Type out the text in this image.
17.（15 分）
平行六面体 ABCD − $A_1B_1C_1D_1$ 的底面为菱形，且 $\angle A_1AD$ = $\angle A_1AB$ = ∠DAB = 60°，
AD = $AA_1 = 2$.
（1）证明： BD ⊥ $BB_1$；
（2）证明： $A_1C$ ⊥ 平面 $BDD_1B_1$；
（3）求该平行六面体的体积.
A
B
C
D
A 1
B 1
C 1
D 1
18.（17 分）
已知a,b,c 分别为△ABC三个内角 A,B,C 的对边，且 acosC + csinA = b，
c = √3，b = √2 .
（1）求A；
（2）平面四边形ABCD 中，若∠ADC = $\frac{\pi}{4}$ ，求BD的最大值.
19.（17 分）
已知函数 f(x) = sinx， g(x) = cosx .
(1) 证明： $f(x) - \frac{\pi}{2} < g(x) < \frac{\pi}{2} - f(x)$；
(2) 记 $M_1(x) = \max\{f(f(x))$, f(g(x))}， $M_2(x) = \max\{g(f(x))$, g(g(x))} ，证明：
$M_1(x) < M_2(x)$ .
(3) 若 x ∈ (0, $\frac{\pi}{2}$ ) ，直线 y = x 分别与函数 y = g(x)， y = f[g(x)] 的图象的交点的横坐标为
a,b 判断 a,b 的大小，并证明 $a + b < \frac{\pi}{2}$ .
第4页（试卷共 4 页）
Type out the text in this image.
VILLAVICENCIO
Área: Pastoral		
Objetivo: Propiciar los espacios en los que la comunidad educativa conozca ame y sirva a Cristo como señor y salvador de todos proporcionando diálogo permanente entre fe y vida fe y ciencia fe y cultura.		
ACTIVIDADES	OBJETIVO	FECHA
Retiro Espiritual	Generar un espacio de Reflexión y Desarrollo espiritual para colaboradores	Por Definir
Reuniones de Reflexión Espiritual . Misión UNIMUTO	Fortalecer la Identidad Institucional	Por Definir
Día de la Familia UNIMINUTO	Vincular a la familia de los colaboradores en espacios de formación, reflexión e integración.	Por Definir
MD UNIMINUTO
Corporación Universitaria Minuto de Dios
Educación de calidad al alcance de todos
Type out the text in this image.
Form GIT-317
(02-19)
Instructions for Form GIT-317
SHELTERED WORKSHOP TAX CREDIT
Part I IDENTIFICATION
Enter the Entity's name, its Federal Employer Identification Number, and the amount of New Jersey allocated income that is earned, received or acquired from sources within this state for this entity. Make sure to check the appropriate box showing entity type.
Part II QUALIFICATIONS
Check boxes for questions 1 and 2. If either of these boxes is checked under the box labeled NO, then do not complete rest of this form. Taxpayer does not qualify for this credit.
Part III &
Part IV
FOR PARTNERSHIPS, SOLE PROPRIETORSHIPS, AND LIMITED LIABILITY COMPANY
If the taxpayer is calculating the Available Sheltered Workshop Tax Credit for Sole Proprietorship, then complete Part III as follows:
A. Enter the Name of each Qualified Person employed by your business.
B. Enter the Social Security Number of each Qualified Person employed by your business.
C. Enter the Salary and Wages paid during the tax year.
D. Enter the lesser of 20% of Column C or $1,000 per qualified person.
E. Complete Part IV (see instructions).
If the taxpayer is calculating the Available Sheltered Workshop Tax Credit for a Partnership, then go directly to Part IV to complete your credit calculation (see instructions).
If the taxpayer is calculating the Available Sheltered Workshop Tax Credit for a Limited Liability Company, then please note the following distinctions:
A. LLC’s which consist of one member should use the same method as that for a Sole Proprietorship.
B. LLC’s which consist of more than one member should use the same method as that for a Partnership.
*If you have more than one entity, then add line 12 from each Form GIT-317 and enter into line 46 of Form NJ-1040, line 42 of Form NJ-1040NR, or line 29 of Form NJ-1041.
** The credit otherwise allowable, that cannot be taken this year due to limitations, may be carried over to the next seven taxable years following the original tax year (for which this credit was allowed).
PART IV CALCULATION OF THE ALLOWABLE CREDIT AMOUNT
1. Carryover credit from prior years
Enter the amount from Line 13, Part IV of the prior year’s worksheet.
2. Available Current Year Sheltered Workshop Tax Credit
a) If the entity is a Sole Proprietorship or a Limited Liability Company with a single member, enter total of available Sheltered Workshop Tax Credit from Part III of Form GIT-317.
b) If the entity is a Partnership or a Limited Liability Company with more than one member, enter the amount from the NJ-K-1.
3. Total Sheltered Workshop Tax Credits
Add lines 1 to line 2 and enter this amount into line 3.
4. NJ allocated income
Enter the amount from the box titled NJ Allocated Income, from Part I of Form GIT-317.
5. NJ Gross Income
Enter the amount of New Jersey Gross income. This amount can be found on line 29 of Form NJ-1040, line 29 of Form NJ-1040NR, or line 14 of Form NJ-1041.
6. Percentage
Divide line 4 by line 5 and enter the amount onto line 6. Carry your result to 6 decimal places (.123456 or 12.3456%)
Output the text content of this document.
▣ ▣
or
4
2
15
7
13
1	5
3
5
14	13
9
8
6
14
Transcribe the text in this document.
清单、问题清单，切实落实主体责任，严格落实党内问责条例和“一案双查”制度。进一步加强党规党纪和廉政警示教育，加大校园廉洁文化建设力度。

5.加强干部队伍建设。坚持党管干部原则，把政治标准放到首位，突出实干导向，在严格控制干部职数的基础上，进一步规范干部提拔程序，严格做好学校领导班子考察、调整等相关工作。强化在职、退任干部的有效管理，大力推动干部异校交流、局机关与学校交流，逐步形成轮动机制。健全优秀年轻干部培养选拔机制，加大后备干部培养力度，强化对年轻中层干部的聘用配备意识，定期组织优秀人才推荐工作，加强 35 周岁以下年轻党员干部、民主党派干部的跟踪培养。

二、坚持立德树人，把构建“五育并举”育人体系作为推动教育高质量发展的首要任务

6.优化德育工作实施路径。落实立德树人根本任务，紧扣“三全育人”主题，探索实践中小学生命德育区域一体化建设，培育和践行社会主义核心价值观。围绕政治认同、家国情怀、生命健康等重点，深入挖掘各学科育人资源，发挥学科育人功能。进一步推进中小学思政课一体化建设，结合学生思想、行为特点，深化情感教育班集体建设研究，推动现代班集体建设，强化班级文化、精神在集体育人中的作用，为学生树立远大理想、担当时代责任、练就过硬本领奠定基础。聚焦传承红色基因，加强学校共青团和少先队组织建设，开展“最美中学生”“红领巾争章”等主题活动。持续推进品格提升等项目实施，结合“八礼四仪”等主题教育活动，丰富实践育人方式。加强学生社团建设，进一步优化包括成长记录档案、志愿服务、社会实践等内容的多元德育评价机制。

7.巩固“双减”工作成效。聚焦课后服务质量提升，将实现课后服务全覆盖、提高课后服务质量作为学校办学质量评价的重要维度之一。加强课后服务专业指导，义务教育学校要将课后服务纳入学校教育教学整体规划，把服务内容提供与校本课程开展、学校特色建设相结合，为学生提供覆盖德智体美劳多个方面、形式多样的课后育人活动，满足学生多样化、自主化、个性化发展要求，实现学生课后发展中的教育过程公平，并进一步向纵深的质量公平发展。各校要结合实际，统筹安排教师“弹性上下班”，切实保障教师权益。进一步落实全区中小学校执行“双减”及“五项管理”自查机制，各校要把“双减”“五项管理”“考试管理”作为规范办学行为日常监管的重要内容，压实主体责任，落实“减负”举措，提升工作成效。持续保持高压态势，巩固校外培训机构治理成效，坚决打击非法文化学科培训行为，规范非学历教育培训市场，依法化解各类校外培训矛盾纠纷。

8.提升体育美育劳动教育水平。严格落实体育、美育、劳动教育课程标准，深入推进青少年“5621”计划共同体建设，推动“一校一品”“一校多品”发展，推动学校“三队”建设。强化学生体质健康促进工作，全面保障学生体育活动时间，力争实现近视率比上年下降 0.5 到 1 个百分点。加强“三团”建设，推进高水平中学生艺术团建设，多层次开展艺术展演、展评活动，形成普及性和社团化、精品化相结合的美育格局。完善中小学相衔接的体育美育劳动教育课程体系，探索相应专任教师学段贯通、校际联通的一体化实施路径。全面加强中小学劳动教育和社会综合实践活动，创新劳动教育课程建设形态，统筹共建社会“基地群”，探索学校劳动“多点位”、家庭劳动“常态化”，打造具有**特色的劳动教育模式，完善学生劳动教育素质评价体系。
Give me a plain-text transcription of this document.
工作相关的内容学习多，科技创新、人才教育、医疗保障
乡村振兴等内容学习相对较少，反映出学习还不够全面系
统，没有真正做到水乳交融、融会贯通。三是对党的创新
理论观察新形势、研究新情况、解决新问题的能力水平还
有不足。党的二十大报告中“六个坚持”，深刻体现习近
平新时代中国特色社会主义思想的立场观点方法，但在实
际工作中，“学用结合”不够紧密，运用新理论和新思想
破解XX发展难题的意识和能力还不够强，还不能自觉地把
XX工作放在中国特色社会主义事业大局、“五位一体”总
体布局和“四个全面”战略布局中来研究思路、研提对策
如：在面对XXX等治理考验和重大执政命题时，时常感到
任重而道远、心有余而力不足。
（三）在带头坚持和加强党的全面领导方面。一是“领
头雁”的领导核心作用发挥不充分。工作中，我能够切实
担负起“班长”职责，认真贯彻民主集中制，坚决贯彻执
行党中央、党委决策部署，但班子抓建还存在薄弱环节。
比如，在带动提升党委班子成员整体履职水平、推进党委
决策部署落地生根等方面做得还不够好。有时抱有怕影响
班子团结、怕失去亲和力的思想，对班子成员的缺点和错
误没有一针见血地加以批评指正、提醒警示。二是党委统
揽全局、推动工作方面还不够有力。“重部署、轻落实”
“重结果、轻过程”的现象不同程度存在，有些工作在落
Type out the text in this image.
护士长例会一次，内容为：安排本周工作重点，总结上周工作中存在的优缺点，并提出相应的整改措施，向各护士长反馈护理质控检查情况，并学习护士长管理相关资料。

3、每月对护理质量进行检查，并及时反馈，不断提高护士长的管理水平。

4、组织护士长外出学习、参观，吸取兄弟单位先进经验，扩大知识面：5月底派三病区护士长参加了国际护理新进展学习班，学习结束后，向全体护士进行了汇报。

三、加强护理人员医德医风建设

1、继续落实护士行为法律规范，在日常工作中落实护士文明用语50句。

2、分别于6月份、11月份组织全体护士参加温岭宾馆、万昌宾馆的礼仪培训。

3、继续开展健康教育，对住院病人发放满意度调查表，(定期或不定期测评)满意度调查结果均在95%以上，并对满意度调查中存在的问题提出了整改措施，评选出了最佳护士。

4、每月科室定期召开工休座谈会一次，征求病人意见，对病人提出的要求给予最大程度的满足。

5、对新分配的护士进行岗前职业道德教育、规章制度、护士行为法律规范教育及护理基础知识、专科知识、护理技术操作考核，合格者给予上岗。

_Problem description:_ Gather all lines of the records that include the word "then".

_Task response:_
Check boxes for questions 1 and 2. If either of these boxes is checked under the box labeled NO, then do not complete rest of this form. Taxpayer does not qualify for this credit.
If the taxpayer is calculating the Available Sheltered Workshop Tax Credit for Sole Proprietorship, then complete Part III as follows:
If the taxpayer is calculating the Available Sheltered Workshop Tax Credit for a Partnership, then go directly to Part IV to complete your credit calculation (see instructions).
If the taxpayer is calculating the Available Sheltered Workshop Tax Credit for a Limited Liability Company, then please note the following distinctions:
*If you have more than one entity, then add line 12 from each Form GIT-317 and enter into line 46 of Form NJ-1040, line 42 of Form NJ-1040NR, or line 29 of Form NJ-1041.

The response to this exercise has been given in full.